*WORK TO DO*.
Locate the lines where "смешанные" occurs and copy them as they stand.

•••

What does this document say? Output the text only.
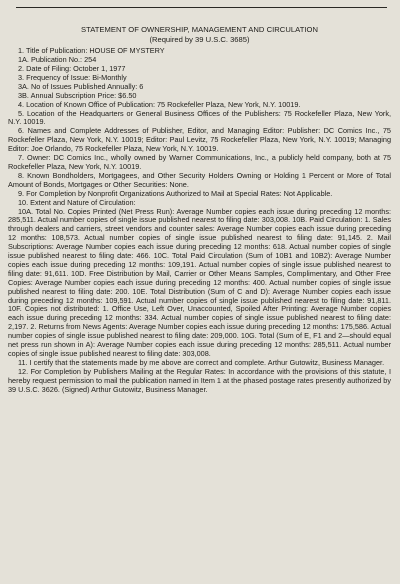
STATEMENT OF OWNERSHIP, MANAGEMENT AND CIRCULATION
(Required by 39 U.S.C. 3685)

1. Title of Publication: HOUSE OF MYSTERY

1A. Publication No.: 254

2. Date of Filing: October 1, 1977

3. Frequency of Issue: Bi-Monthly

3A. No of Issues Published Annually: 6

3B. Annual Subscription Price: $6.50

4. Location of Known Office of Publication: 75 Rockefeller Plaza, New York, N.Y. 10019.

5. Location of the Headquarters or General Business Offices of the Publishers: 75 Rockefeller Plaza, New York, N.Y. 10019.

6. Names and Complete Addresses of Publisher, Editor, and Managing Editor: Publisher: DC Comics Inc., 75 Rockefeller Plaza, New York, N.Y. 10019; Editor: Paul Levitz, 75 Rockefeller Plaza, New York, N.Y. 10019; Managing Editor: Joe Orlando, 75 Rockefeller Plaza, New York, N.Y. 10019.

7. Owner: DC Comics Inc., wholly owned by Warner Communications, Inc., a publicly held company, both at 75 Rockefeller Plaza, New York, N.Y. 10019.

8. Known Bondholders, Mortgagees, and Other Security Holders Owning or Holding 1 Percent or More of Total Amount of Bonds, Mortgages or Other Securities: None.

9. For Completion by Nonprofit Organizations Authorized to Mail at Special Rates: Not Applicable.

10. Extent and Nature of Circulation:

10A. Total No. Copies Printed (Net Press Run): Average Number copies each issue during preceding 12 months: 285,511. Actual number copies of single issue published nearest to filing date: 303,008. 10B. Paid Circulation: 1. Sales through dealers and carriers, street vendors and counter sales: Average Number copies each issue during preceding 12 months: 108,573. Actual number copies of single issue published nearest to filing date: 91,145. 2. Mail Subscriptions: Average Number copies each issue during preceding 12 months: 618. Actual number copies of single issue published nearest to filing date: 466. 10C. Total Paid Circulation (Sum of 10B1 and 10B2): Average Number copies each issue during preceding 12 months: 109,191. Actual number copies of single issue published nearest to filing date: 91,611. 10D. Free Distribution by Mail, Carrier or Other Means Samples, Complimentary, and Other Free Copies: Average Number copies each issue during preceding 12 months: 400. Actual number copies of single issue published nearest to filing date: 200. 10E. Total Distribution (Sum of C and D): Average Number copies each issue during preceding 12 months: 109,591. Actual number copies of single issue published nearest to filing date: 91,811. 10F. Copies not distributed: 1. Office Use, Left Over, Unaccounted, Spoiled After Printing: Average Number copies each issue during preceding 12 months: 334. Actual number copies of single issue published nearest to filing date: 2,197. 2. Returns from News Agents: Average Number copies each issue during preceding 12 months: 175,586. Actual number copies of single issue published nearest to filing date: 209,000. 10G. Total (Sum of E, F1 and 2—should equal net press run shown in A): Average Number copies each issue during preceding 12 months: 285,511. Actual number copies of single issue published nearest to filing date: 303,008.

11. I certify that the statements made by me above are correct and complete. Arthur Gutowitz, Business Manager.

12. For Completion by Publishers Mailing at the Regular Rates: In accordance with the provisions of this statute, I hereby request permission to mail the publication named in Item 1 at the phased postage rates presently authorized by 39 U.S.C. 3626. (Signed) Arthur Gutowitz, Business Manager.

•••

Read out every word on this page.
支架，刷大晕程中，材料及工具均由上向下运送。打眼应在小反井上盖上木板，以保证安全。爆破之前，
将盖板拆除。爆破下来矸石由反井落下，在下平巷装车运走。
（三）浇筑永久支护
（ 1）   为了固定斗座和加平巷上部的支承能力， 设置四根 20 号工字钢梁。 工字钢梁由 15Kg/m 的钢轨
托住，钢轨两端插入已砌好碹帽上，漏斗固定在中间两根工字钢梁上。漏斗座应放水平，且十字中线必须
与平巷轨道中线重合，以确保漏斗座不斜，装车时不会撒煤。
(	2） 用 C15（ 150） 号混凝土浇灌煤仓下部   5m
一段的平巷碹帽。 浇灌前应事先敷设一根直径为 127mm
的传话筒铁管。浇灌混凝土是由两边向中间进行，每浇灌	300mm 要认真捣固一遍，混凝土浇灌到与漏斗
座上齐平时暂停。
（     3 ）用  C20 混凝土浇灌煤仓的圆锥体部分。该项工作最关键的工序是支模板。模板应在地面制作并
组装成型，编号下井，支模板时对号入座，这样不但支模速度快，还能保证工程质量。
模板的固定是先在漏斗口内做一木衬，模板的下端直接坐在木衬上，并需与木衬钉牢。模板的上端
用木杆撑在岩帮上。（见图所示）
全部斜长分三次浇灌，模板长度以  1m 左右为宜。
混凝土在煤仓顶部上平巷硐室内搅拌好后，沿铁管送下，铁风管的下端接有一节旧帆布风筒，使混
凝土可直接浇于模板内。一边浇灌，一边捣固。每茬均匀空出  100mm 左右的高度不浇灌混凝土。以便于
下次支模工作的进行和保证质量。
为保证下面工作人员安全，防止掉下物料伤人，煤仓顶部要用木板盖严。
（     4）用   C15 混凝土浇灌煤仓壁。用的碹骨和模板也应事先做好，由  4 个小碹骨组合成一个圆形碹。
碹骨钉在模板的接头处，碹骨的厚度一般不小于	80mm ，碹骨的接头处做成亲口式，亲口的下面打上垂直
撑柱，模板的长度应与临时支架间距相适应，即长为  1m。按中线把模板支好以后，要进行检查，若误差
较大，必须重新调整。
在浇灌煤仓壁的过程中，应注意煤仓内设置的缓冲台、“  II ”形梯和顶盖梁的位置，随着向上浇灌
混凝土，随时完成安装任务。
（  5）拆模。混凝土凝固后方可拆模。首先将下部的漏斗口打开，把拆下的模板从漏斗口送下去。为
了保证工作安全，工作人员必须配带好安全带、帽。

•••

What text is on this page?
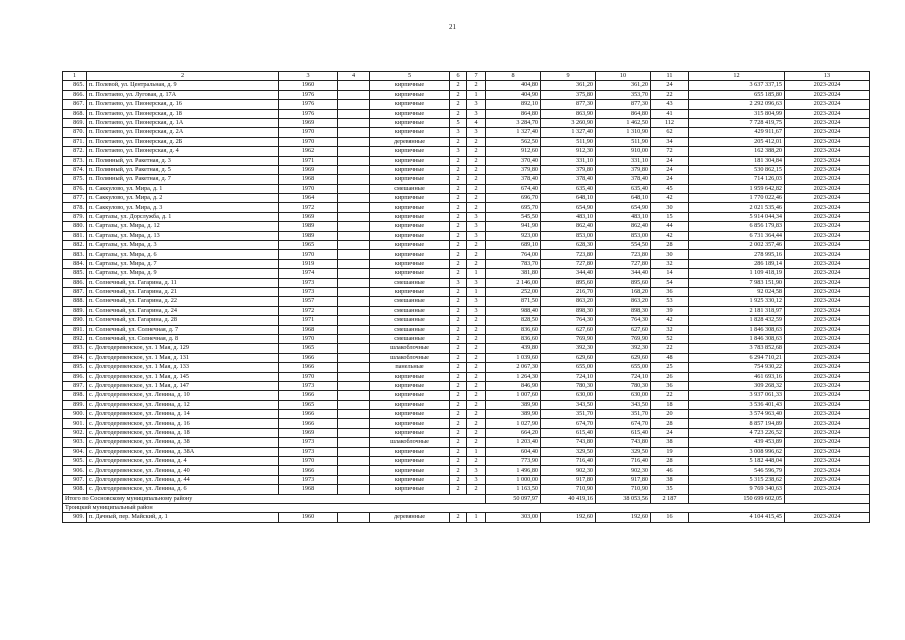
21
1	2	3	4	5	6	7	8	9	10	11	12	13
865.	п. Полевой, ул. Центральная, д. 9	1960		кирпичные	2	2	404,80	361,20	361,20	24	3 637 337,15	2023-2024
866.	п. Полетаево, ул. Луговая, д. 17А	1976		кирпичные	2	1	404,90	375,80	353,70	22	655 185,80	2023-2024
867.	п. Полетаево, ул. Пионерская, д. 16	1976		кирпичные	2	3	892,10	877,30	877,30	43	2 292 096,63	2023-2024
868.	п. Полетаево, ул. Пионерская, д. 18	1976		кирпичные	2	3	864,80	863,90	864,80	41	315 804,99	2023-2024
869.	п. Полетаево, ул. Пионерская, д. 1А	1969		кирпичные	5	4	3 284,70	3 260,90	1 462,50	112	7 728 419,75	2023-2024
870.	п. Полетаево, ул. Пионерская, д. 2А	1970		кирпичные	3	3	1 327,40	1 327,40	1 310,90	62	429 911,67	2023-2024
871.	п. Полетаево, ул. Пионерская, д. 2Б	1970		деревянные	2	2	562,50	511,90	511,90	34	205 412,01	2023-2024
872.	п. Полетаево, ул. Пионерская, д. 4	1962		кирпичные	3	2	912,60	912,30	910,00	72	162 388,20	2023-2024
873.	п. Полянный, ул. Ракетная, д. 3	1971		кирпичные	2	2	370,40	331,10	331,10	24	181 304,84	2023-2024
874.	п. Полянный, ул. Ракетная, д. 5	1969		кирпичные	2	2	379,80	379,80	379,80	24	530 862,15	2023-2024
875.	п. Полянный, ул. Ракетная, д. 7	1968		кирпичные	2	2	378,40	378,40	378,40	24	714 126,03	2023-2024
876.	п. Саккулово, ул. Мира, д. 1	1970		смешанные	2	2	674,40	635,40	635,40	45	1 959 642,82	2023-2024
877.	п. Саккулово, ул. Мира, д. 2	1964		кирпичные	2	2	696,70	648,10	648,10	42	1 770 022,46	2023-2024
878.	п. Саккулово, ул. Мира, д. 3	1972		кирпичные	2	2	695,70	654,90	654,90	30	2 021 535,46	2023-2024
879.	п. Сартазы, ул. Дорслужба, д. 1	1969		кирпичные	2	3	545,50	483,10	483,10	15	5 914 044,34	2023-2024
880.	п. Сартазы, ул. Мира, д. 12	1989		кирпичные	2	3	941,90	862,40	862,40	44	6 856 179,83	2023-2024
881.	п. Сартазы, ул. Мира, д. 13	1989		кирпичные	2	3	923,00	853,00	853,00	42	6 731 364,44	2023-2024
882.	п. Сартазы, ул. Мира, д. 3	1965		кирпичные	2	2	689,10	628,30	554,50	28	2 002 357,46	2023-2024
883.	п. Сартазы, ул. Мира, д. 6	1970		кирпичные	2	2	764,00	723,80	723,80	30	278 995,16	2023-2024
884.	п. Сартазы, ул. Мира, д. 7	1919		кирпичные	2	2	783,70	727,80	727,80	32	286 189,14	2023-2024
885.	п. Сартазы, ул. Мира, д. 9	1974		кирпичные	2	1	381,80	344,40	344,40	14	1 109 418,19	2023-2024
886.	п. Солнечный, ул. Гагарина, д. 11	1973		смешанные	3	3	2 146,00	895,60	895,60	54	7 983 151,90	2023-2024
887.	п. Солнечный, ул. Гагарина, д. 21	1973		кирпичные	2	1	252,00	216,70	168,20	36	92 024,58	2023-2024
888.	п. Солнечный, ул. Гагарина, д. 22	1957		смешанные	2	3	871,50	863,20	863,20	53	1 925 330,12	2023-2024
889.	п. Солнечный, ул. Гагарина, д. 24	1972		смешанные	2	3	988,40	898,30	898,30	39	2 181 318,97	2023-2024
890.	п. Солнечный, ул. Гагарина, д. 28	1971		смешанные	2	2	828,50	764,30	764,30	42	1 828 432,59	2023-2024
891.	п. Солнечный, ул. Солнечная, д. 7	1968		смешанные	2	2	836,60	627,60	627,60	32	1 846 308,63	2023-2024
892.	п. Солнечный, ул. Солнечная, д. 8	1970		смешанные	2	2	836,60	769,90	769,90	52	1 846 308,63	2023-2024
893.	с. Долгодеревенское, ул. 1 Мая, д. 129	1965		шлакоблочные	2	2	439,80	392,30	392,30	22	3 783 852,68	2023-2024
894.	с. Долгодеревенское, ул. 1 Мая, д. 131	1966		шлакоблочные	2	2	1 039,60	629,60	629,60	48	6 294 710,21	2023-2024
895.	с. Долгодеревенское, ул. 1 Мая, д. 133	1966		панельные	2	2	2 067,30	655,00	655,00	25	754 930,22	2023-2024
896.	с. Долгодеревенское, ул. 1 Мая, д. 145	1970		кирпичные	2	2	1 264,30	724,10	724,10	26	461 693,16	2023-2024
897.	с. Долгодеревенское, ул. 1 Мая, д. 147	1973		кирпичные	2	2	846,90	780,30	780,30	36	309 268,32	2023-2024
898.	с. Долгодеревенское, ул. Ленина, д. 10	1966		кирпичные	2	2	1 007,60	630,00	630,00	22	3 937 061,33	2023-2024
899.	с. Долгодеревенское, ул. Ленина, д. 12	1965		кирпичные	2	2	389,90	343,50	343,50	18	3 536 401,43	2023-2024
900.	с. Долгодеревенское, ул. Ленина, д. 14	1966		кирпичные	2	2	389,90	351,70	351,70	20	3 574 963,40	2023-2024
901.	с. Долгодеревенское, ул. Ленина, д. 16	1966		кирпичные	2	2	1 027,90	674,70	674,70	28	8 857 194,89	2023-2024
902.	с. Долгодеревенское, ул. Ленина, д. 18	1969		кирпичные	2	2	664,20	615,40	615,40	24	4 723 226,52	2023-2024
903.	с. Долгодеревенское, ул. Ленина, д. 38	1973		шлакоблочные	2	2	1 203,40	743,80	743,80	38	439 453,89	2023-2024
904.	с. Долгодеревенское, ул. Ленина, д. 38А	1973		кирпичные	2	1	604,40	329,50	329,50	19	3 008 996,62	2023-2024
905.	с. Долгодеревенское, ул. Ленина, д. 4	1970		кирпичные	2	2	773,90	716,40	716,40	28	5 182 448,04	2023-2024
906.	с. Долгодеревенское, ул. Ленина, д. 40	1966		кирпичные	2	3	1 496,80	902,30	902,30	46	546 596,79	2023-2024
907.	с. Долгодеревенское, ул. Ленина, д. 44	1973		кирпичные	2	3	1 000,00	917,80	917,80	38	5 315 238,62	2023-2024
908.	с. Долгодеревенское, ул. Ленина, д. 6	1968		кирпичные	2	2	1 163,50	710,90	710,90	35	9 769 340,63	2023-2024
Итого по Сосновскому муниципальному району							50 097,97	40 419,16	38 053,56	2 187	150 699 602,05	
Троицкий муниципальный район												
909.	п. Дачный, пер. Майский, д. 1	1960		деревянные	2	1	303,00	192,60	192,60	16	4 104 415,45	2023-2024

•••

*EXPECTED OUTPUT*.
876.	п. Саккулово, ул. Мира, д. 1	1970		смешанные	2	2	674,40	635,40	635,40	45	1 959 642,82	2023-2024
886.	п. Солнечный, ул. Гагарина, д. 11	1973		смешанные	3	3	2 146,00	895,60	895,60	54	7 983 151,90	2023-2024
888.	п. Солнечный, ул. Гагарина, д. 22	1957		смешанные	2	3	871,50	863,20	863,20	53	1 925 330,12	2023-2024
889.	п. Солнечный, ул. Гагарина, д. 24	1972		смешанные	2	3	988,40	898,30	898,30	39	2 181 318,97	2023-2024
890.	п. Солнечный, ул. Гагарина, д. 28	1971		смешанные	2	2	828,50	764,30	764,30	42	1 828 432,59	2023-2024
891.	п. Солнечный, ул. Солнечная, д. 7	1968		смешанные	2	2	836,60	627,60	627,60	32	1 846 308,63	2023-2024
892.	п. Солнечный, ул. Солнечная, д. 8	1970		смешанные	2	2	836,60	769,90	769,90	52	1 846 308,63	2023-2024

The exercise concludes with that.